## START

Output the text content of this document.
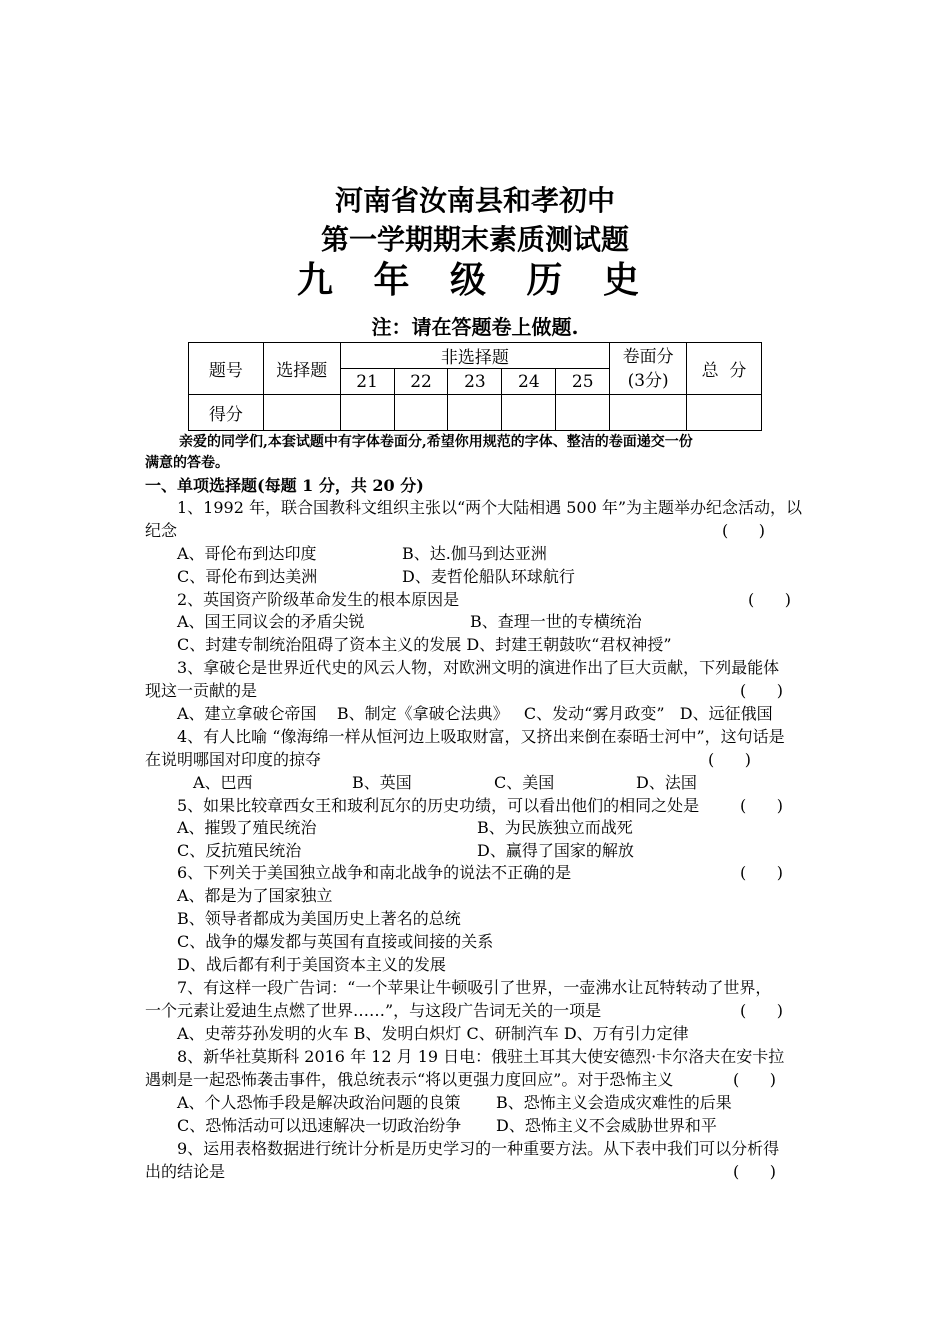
河南省汝南县和孝初中
第一学期期末素质测试题
九 年 级 历 史
注：请在答题卷上做题.
题号	选择题	非选择题					卷面分
(3分)	总  分
		21	22	23	24	25		
得分								
亲爱的同学们,本套试题中有字体卷面分,希望你用规范的字体、整洁的卷面递交一份
满意的答卷。
一、单项选择题(每题 1 分，共 20 分)
1、1992 年，联合国教科文组织主张以“两个大陆相遇 500 年”为主题举办纪念活动，以
纪念	(      )
A、哥伦布到达印度	B、达.伽马到达亚洲
C、哥伦布到达美洲	D、麦哲伦船队环球航行
2、英国资产阶级革命发生的根本原因是	(      )
A、国王同议会的矛盾尖锐	B、查理一世的专横统治
C、封建专制统治阻碍了资本主义的发展 D、封建王朝鼓吹“君权神授”
3、拿破仑是世界近代史的风云人物，对欧洲文明的演进作出了巨大贡献，下列最能体
现这一贡献的是	(      )
A、建立拿破仑帝国    B、制定《拿破仑法典》   C、发动“雾月政变”   D、远征俄国
4、有人比喻 “像海绵一样从恒河边上吸取财富，又挤出来倒在泰晤士河中”，这句话是
在说明哪国对印度的掠夺	(      )
A、巴西	B、英国	C、美国	D、法国
5、如果比较章西女王和玻利瓦尔的历史功绩，可以看出他们的相同之处是	(      )
A、摧毁了殖民统治	B、为民族独立而战死
C、反抗殖民统治	D、赢得了国家的解放
6、下列关于美国独立战争和南北战争的说法不正确的是	(      )
A、都是为了国家独立
B、领导者都成为美国历史上著名的总统
C、战争的爆发都与英国有直接或间接的关系
D、战后都有利于美国资本主义的发展
7、有这样一段广告词：“一个苹果让牛顿吸引了世界，一壶沸水让瓦特转动了世界，
一个元素让爱迪生点燃了世界……”，与这段广告词无关的一项是	(      )
A、史蒂芬孙发明的火车 B、发明白炽灯 C、研制汽车 D、万有引力定律
8、新华社莫斯科 2016 年 12 月 19 日电：俄驻土耳其大使安德烈·卡尔洛夫在安卡拉
遇刺是一起恐怖袭击事件，俄总统表示“将以更强力度回应”。对于恐怖主义	(      )
A、个人恐怖手段是解决政治问题的良策 B、恐怖主义会造成灾难性的后果
C、恐怖活动可以迅速解决一切政治纷争 D、恐怖主义不会威胁世界和平
9、运用表格数据进行统计分析是历史学习的一种重要方法。从下表中我们可以分析得
出的结论是	(      )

## END

EXERCISE PROMPT. Copy every record character for character. Skip the pictures.

OUTPUT OF THE TASK.
Output the text content of this document.
河南省汝南县和孝初中
第一学期期末素质测试题
九 年 级 历 史
注：请在答题卷上做题.
题号	选择题	非选择题					卷面分
(3分)	总  分
		21	22	23	24	25		
得分								
亲爱的同学们,本套试题中有字体卷面分,希望你用规范的字体、整洁的卷面递交一份
满意的答卷。
一、单项选择题(每题 1 分，共 20 分)
1、1992 年，联合国教科文组织主张以“两个大陆相遇 500 年”为主题举办纪念活动，以
纪念	(      )
A、哥伦布到达印度	B、达.伽马到达亚洲
C、哥伦布到达美洲	D、麦哲伦船队环球航行
2、英国资产阶级革命发生的根本原因是	(      )
A、国王同议会的矛盾尖锐	B、查理一世的专横统治
C、封建专制统治阻碍了资本主义的发展 D、封建王朝鼓吹“君权神授”
3、拿破仑是世界近代史的风云人物，对欧洲文明的演进作出了巨大贡献，下列最能体
现这一贡献的是	(      )
A、建立拿破仑帝国    B、制定《拿破仑法典》   C、发动“雾月政变”   D、远征俄国
4、有人比喻 “像海绵一样从恒河边上吸取财富，又挤出来倒在泰晤士河中”，这句话是
在说明哪国对印度的掠夺	(      )
A、巴西	B、英国	C、美国	D、法国
5、如果比较章西女王和玻利瓦尔的历史功绩，可以看出他们的相同之处是	(      )
A、摧毁了殖民统治	B、为民族独立而战死
C、反抗殖民统治	D、赢得了国家的解放
6、下列关于美国独立战争和南北战争的说法不正确的是	(      )
A、都是为了国家独立
B、领导者都成为美国历史上著名的总统
C、战争的爆发都与英国有直接或间接的关系
D、战后都有利于美国资本主义的发展
7、有这样一段广告词：“一个苹果让牛顿吸引了世界，一壶沸水让瓦特转动了世界，
一个元素让爱迪生点燃了世界……”，与这段广告词无关的一项是	(      )
A、史蒂芬孙发明的火车 B、发明白炽灯 C、研制汽车 D、万有引力定律
8、新华社莫斯科 2016 年 12 月 19 日电：俄驻土耳其大使安德烈·卡尔洛夫在安卡拉
遇刺是一起恐怖袭击事件，俄总统表示“将以更强力度回应”。对于恐怖主义	(      )
A、个人恐怖手段是解决政治问题的良策 B、恐怖主义会造成灾难性的后果
C、恐怖活动可以迅速解决一切政治纷争 D、恐怖主义不会威胁世界和平
9、运用表格数据进行统计分析是历史学习的一种重要方法。从下表中我们可以分析得
出的结论是	(      )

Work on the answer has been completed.